AIM OF THE TASK:
Report only the number of lines in the records that contain the word "plus".

DATA FOR THIS TASK:

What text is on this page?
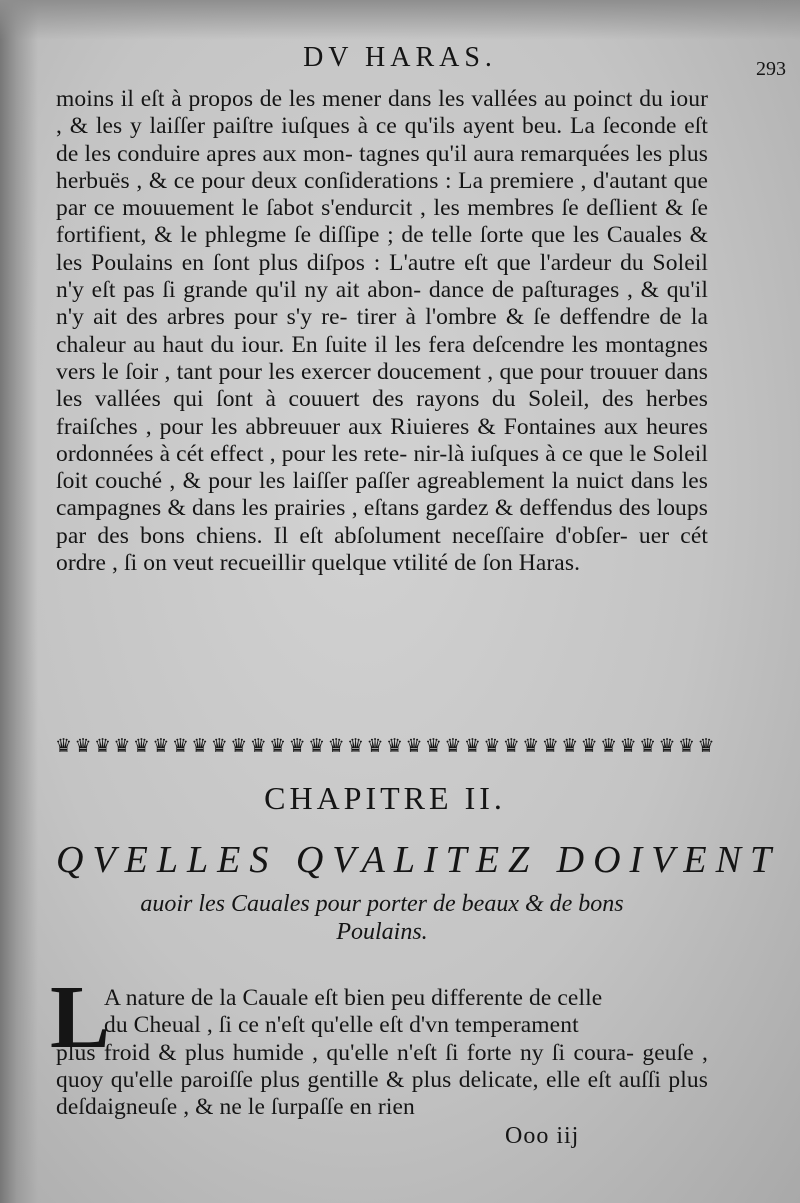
DV HARAS.	293

moins il eſt à propos de les mener dans les vallées au poinct du iour , & les y laiſſer paiſtre iuſques à ce qu'ils ayent beu. La ſeconde eſt de les conduire apres aux mon- tagnes qu'il aura remarquées les plus herbuës , & ce pour deux conſiderations : La premiere , d'autant que par ce mouuement le ſabot s'endurcit , les membres ſe deſlient & ſe fortifient, & le phlegme ſe diſſipe ; de telle ſorte que les Cauales & les Poulains en ſont plus diſpos : L'autre eſt que l'ardeur du Soleil n'y eſt pas ſi grande qu'il ny ait abon- dance de paſturages , & qu'il n'y ait des arbres pour s'y re- tirer à l'ombre & ſe deffendre de la chaleur au haut du iour. En ſuite il les fera deſcendre les montagnes vers le ſoir , tant pour les exercer doucement , que pour trouuer dans les vallées qui ſont à couuert des rayons du Soleil, des herbes fraiſches , pour les abbreuuer aux Riuieres & Fontaines aux heures ordonnées à cét effect , pour les rete- nir-là iuſques à ce que le Soleil ſoit couché , & pour les laiſſer paſſer agreablement la nuict dans les campagnes & dans les prairies , eſtans gardez & deffendus des loups par des bons chiens. Il eſt abſolument neceſſaire d'obſer- uer cét ordre , ſi on veut recueillir quelque vtilité de ſon Haras.

♛ ♛ ♛ ♛ ♛ ♛ ♛ ♛ ♛ ♛ ♛ ♛ ♛ ♛ ♛ ♛ ♛ ♛ ♛ ♛ ♛ ♛ ♛ ♛ ♛ ♛ ♛ ♛ ♛ ♛ ♛ ♛ ♛ ♛
CHAPITRE II.
QVELLES QVALITEZ DOIVENT
auoir les Cauales pour porter de beaux & de bons
Poulains.
L

A nature de la Cauale eſt bien peu differente de celle
du Cheual , ſi ce n'eſt qu'elle eſt d'vn temperament
plus froid & plus humide , qu'elle n'eſt ſi forte ny ſi coura- geuſe , quoy qu'elle paroiſſe plus gentille & plus delicate, elle eſt auſſi plus deſdaigneuſe , & ne le ſurpaſſe en rien

Ooo iij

TASK OUTPUT:
2